GOAL: Find the string "content" in the data, then copy every line where it is found.

--- --- ---

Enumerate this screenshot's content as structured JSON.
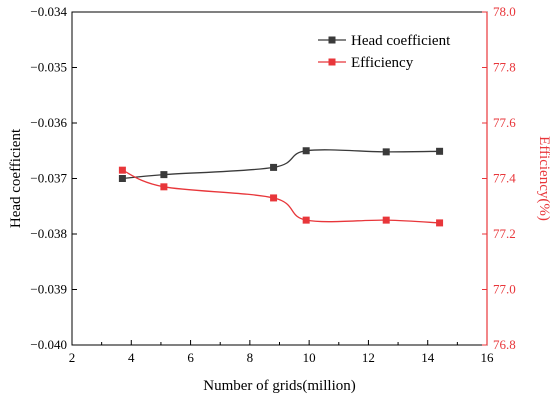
{
  "chart_data": {
    "type": "line",
    "xlabel": "Number of grids(million)",
    "ylabel": "Head coefficient",
    "y2label": "Efficiency(%)",
    "xlim": [
      2,
      16
    ],
    "ylim": [
      -0.04,
      -0.034
    ],
    "y2lim": [
      76.8,
      78.0
    ],
    "xticks": [
      "2",
      "4",
      "6",
      "8",
      "10",
      "12",
      "14",
      "16"
    ],
    "yticks": [
      "-0.034",
      "-0.035",
      "-0.036",
      "-0.037",
      "-0.038",
      "-0.039",
      "-0.040"
    ],
    "y2ticks": [
      "78.0",
      "77.8",
      "77.6",
      "77.4",
      "77.2",
      "77.0",
      "76.8"
    ],
    "x": [
      3.7,
      5.1,
      8.8,
      9.9,
      12.6,
      14.4
    ],
    "series": [
      {
        "name": "Head coefficient",
        "axis": "left",
        "color": "#3a3a3a",
        "marker": "square",
        "values": [
          -0.037,
          -0.03693,
          -0.0368,
          -0.0365,
          -0.03652,
          -0.03651
        ]
      },
      {
        "name": "Efficiency",
        "axis": "right",
        "color": "#e8363a",
        "marker": "square",
        "values": [
          77.43,
          77.37,
          77.33,
          77.25,
          77.25,
          77.24
        ]
      }
    ],
    "legend": "top-right",
    "grid": false,
    "colors": {
      "axis_left": "#000000",
      "axis_right": "#e8363a"
    }
  }
}
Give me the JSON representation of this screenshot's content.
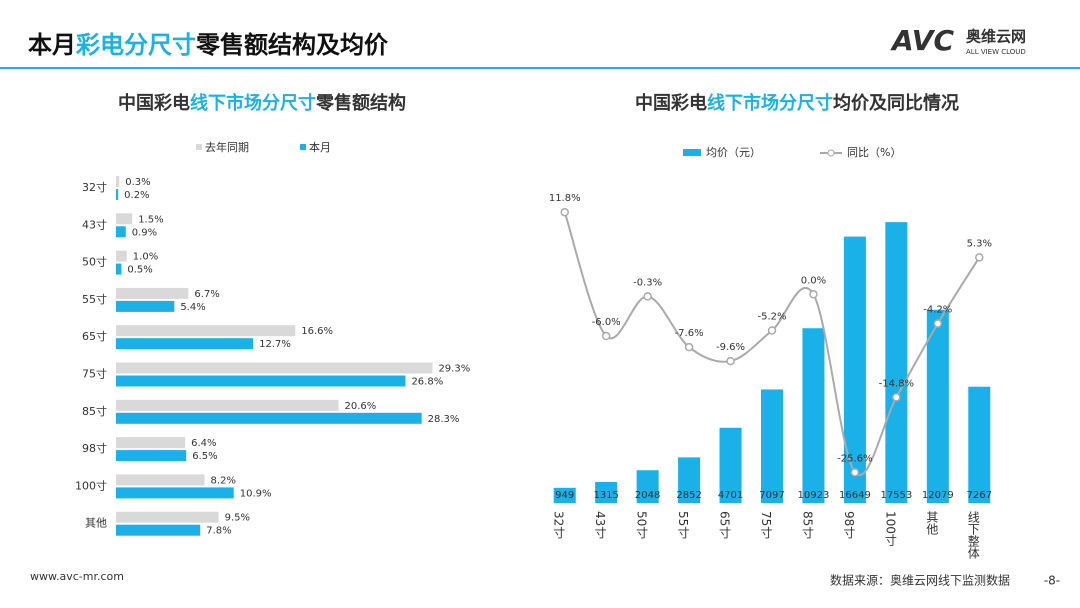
{
  "header": {
    "title": [
      "本月",
      "彩电分尺寸",
      "零售额结构及均价"
    ],
    "logo": "AVC",
    "logo_cn": "奥维云网",
    "logo_en": "ALL VIEW CLOUD"
  },
  "footer": {
    "website": "www.avc-mr.com",
    "source": "数据来源：奥维云网线下监测数据",
    "page": "-8-"
  },
  "chart_data": [
    {
      "type": "hbar",
      "title": [
        "中国彩电",
        "线下市场分尺寸",
        "零售额结构"
      ],
      "categories": [
        "32寸",
        "43寸",
        "50寸",
        "55寸",
        "65寸",
        "75寸",
        "85寸",
        "98寸",
        "100寸",
        "其他"
      ],
      "xlim": [
        0,
        35
      ],
      "series": [
        {
          "name": "去年同期",
          "color": "#d9d9d9",
          "values": [
            0.3,
            1.5,
            1.0,
            6.7,
            16.6,
            29.3,
            20.6,
            6.4,
            8.2,
            9.5
          ],
          "value_labels": [
            "0.3%",
            "1.5%",
            "1.0%",
            "6.7%",
            "16.6%",
            "29.3%",
            "20.6%",
            "6.4%",
            "8.2%",
            "9.5%"
          ]
        },
        {
          "name": "本月",
          "color": "#1ab0e8",
          "values": [
            0.2,
            0.9,
            0.5,
            5.4,
            12.7,
            26.8,
            28.3,
            6.5,
            10.9,
            7.8
          ],
          "value_labels": [
            "0.2%",
            "0.9%",
            "0.5%",
            "5.4%",
            "12.7%",
            "26.8%",
            "28.3%",
            "6.5%",
            "10.9%",
            "7.8%"
          ]
        }
      ]
    },
    {
      "type": "bar-line",
      "title": [
        "中国彩电",
        "线下市场分尺寸",
        "均价及同比情况"
      ],
      "categories": [
        "32寸",
        "43寸",
        "50寸",
        "55寸",
        "65寸",
        "75寸",
        "85寸",
        "98寸",
        "100寸",
        "其他",
        "线下整体"
      ],
      "ylim": [
        0,
        20000
      ],
      "y2lim": [
        -30,
        16
      ],
      "series": [
        {
          "name": "均价（元）",
          "color": "#1ab0e8",
          "values": [
            949,
            1315,
            2048,
            2852,
            4701,
            7097,
            10923,
            16649,
            17553,
            12079,
            7267
          ]
        },
        {
          "name": "同比（%）",
          "color": "#aaaaaa",
          "axis": "y2",
          "values": [
            11.8,
            -6.0,
            -0.3,
            -7.6,
            -9.6,
            -5.2,
            0.0,
            -25.6,
            -14.8,
            -4.2,
            5.3
          ],
          "value_labels": [
            "11.8%",
            "-6.0%",
            "-0.3%",
            "-7.6%",
            "-9.6%",
            "-5.2%",
            "0.0%",
            "-25.6%",
            "-14.8%",
            "-4.2%",
            "5.3%"
          ]
        }
      ]
    }
  ]
}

--- --- ---

EXERCISE RESPONSE:
Enumerate this screenshot's content as structured JSON.
Give me the JSON representation of this screenshot's content.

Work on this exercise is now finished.